INSTRUCTION >>
The records should be repeated word for word, pictures excluded.

******

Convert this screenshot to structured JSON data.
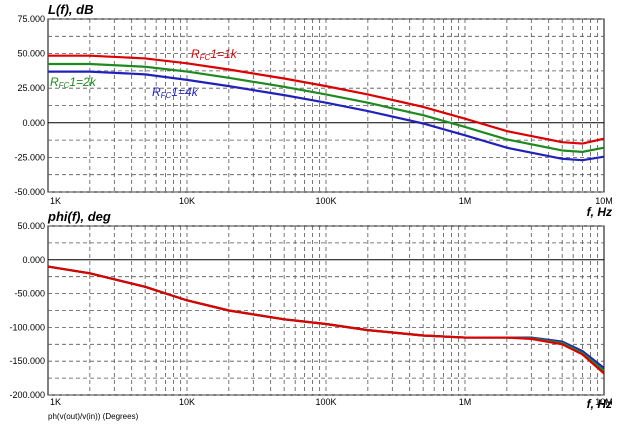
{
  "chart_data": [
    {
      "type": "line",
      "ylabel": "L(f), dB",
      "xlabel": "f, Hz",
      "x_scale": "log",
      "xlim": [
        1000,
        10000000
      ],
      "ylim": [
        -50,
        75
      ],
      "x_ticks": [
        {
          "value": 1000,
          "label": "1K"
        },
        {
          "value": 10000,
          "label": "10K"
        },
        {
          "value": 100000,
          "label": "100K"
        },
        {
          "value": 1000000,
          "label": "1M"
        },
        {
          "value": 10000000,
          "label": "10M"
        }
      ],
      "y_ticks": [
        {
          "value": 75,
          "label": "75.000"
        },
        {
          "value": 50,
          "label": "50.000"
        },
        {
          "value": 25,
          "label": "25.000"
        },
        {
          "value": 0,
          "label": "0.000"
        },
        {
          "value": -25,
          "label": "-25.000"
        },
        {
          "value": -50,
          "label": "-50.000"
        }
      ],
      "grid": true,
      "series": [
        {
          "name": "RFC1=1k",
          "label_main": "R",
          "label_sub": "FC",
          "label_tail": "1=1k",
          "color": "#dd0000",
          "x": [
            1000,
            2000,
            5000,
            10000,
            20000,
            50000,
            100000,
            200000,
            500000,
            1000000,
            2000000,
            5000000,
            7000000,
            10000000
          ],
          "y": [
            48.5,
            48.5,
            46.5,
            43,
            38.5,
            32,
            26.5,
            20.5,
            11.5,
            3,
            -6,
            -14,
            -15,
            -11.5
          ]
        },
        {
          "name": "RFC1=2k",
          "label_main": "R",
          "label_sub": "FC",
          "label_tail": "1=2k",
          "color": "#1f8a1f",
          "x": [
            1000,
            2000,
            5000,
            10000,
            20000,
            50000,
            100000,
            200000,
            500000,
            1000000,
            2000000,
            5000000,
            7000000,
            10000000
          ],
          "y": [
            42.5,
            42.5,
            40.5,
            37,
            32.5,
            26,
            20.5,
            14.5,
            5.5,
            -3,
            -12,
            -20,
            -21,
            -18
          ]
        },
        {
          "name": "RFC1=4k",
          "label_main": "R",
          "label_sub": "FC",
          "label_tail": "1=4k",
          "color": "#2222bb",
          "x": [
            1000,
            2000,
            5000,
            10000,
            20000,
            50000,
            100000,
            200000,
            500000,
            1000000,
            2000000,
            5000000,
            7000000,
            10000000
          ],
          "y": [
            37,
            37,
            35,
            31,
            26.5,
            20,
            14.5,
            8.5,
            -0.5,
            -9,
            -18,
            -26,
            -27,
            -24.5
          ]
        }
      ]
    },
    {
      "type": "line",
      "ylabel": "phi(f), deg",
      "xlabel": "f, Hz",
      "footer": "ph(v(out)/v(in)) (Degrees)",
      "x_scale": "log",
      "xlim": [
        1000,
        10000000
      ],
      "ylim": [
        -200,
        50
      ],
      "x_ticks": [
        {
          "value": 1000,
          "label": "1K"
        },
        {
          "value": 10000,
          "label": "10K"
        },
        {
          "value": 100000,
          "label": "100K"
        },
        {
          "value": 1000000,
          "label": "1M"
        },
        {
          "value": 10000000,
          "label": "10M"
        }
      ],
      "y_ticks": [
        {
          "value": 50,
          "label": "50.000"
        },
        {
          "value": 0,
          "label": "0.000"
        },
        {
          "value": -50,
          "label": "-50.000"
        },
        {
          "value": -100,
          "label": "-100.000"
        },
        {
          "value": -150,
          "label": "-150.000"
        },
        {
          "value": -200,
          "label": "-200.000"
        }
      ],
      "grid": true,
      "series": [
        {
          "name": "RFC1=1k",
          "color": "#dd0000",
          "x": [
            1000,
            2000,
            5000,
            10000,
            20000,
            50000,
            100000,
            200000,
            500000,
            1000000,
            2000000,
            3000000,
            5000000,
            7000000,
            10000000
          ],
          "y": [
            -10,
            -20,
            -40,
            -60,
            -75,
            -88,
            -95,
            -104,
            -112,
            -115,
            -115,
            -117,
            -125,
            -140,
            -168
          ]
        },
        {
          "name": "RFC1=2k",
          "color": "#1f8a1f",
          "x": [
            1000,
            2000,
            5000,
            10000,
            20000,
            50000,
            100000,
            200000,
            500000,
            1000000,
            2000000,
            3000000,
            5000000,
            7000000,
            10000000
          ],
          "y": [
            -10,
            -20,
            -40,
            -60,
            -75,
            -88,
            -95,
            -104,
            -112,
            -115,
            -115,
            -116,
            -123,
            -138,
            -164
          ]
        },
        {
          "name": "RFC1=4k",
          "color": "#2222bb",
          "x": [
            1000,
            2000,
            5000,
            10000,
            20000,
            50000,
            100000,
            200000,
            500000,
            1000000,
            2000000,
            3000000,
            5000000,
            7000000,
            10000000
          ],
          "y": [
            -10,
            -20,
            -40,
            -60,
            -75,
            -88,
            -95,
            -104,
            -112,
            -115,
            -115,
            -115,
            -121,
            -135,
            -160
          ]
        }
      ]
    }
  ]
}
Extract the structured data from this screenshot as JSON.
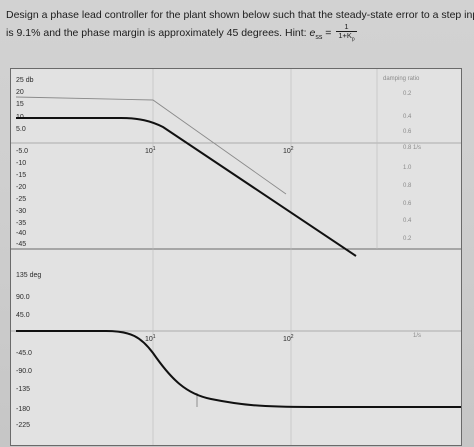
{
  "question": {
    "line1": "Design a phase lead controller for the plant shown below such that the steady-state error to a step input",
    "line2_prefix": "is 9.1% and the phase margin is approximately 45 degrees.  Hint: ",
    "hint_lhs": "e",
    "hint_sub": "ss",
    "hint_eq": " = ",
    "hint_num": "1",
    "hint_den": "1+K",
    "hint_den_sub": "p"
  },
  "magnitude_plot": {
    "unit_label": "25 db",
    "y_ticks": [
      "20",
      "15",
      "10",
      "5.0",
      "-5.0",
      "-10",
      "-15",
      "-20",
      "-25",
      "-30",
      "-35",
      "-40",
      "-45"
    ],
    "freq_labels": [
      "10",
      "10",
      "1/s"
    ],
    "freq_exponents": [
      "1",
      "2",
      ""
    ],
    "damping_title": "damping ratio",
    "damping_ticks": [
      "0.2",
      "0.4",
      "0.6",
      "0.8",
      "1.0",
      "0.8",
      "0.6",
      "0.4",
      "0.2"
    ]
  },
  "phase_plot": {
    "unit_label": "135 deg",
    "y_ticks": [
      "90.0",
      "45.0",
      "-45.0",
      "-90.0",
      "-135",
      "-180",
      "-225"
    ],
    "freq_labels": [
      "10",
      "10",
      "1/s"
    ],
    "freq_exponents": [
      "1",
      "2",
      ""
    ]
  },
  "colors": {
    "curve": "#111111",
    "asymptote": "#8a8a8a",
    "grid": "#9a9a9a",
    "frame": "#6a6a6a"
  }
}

******

RESULT >>
Convert this screenshot to structured JSON data.
{
  "chart_data": [
    {
      "type": "line",
      "ylabel": "L(f), dB",
      "xlabel": "f, Hz",
      "x_scale": "log",
      "xlim": [
        1000,
        10000000
      ],
      "ylim": [
        -50,
        75
      ],
      "x_ticks": [
        {
          "value": 1000,
          "label": "1K"
        },
        {
          "value": 10000,
          "label": "10K"
        },
        {
          "value": 100000,
          "label": "100K"
        },
        {
          "value": 1000000,
          "label": "1M"
        },
        {
          "value": 10000000,
          "label": "10M"
        }
      ],
      "y_ticks": [
        {
          "value": 75,
          "label": "75.000"
        },
        {
          "value": 50,
          "label": "50.000"
        },
        {
          "value": 25,
          "label": "25.000"
        },
        {
          "value": 0,
          "label": "0.000"
        },
        {
          "value": -25,
          "label": "-25.000"
        },
        {
          "value": -50,
          "label": "-50.000"
        }
      ],
      "grid": true,
      "series": [
        {
          "name": "RFC1=1k",
          "label_main": "R",
          "label_sub": "FC",
          "label_tail": "1=1k",
          "color": "#dd0000",
          "x": [
            1000,
            2000,
            5000,
            10000,
            20000,
            50000,
            100000,
            200000,
            500000,
            1000000,
            2000000,
            5000000,
            7000000,
            10000000
          ],
          "y": [
            48.5,
            48.5,
            46.5,
            43,
            38.5,
            32,
            26.5,
            20.5,
            11.5,
            3,
            -6,
            -14,
            -15,
            -11.5
          ]
        },
        {
          "name": "RFC1=2k",
          "label_main": "R",
          "label_sub": "FC",
          "label_tail": "1=2k",
          "color": "#1f8a1f",
          "x": [
            1000,
            2000,
            5000,
            10000,
            20000,
            50000,
            100000,
            200000,
            500000,
            1000000,
            2000000,
            5000000,
            7000000,
            10000000
          ],
          "y": [
            42.5,
            42.5,
            40.5,
            37,
            32.5,
            26,
            20.5,
            14.5,
            5.5,
            -3,
            -12,
            -20,
            -21,
            -18
          ]
        },
        {
          "name": "RFC1=4k",
          "label_main": "R",
          "label_sub": "FC",
          "label_tail": "1=4k",
          "color": "#2222bb",
          "x": [
            1000,
            2000,
            5000,
            10000,
            20000,
            50000,
            100000,
            200000,
            500000,
            1000000,
            2000000,
            5000000,
            7000000,
            10000000
          ],
          "y": [
            37,
            37,
            35,
            31,
            26.5,
            20,
            14.5,
            8.5,
            -0.5,
            -9,
            -18,
            -26,
            -27,
            -24.5
          ]
        }
      ]
    },
    {
      "type": "line",
      "ylabel": "phi(f), deg",
      "xlabel": "f, Hz",
      "footer": "ph(v(out)/v(in)) (Degrees)",
      "x_scale": "log",
      "xlim": [
        1000,
        10000000
      ],
      "ylim": [
        -200,
        50
      ],
      "x_ticks": [
        {
          "value": 1000,
          "label": "1K"
        },
        {
          "value": 10000,
          "label": "10K"
        },
        {
          "value": 100000,
          "label": "100K"
        },
        {
          "value": 1000000,
          "label": "1M"
        },
        {
          "value": 10000000,
          "label": "10M"
        }
      ],
      "y_ticks": [
        {
          "value": 50,
          "label": "50.000"
        },
        {
          "value": 0,
          "label": "0.000"
        },
        {
          "value": -50,
          "label": "-50.000"
        },
        {
          "value": -100,
          "label": "-100.000"
        },
        {
          "value": -150,
          "label": "-150.000"
        },
        {
          "value": -200,
          "label": "-200.000"
        }
      ],
      "grid": true,
      "series": [
        {
          "name": "RFC1=1k",
          "color": "#dd0000",
          "x": [
            1000,
            2000,
            5000,
            10000,
            20000,
            50000,
            100000,
            200000,
            500000,
            1000000,
            2000000,
            3000000,
            5000000,
            7000000,
            10000000
          ],
          "y": [
            -10,
            -20,
            -40,
            -60,
            -75,
            -88,
            -95,
            -104,
            -112,
            -115,
            -115,
            -117,
            -125,
            -140,
            -168
          ]
        },
        {
          "name": "RFC1=2k",
          "color": "#1f8a1f",
          "x": [
            1000,
            2000,
            5000,
            10000,
            20000,
            50000,
            100000,
            200000,
            500000,
            1000000,
            2000000,
            3000000,
            5000000,
            7000000,
            10000000
          ],
          "y": [
            -10,
            -20,
            -40,
            -60,
            -75,
            -88,
            -95,
            -104,
            -112,
            -115,
            -115,
            -116,
            -123,
            -138,
            -164
          ]
        },
        {
          "name": "RFC1=4k",
          "color": "#2222bb",
          "x": [
            1000,
            2000,
            5000,
            10000,
            20000,
            50000,
            100000,
            200000,
            500000,
            1000000,
            2000000,
            3000000,
            5000000,
            7000000,
            10000000
          ],
          "y": [
            -10,
            -20,
            -40,
            -60,
            -75,
            -88,
            -95,
            -104,
            -112,
            -115,
            -115,
            -115,
            -121,
            -135,
            -160
          ]
        }
      ]
    }
  ]
}
Extract the structured data from this screenshot as JSON.
{
  "question": {
    "line1": "Design a phase lead controller for the plant shown below such that the steady-state error to a step input",
    "line2_prefix": "is 9.1% and the phase margin is approximately 45 degrees.  Hint: ",
    "hint_lhs": "e",
    "hint_sub": "ss",
    "hint_eq": " = ",
    "hint_num": "1",
    "hint_den": "1+K",
    "hint_den_sub": "p"
  },
  "magnitude_plot": {
    "unit_label": "25 db",
    "y_ticks": [
      "20",
      "15",
      "10",
      "5.0",
      "-5.0",
      "-10",
      "-15",
      "-20",
      "-25",
      "-30",
      "-35",
      "-40",
      "-45"
    ],
    "freq_labels": [
      "10",
      "10",
      "1/s"
    ],
    "freq_exponents": [
      "1",
      "2",
      ""
    ],
    "damping_title": "damping ratio",
    "damping_ticks": [
      "0.2",
      "0.4",
      "0.6",
      "0.8",
      "1.0",
      "0.8",
      "0.6",
      "0.4",
      "0.2"
    ]
  },
  "phase_plot": {
    "unit_label": "135 deg",
    "y_ticks": [
      "90.0",
      "45.0",
      "-45.0",
      "-90.0",
      "-135",
      "-180",
      "-225"
    ],
    "freq_labels": [
      "10",
      "10",
      "1/s"
    ],
    "freq_exponents": [
      "1",
      "2",
      ""
    ]
  },
  "colors": {
    "curve": "#111111",
    "asymptote": "#8a8a8a",
    "grid": "#9a9a9a",
    "frame": "#6a6a6a"
  }
}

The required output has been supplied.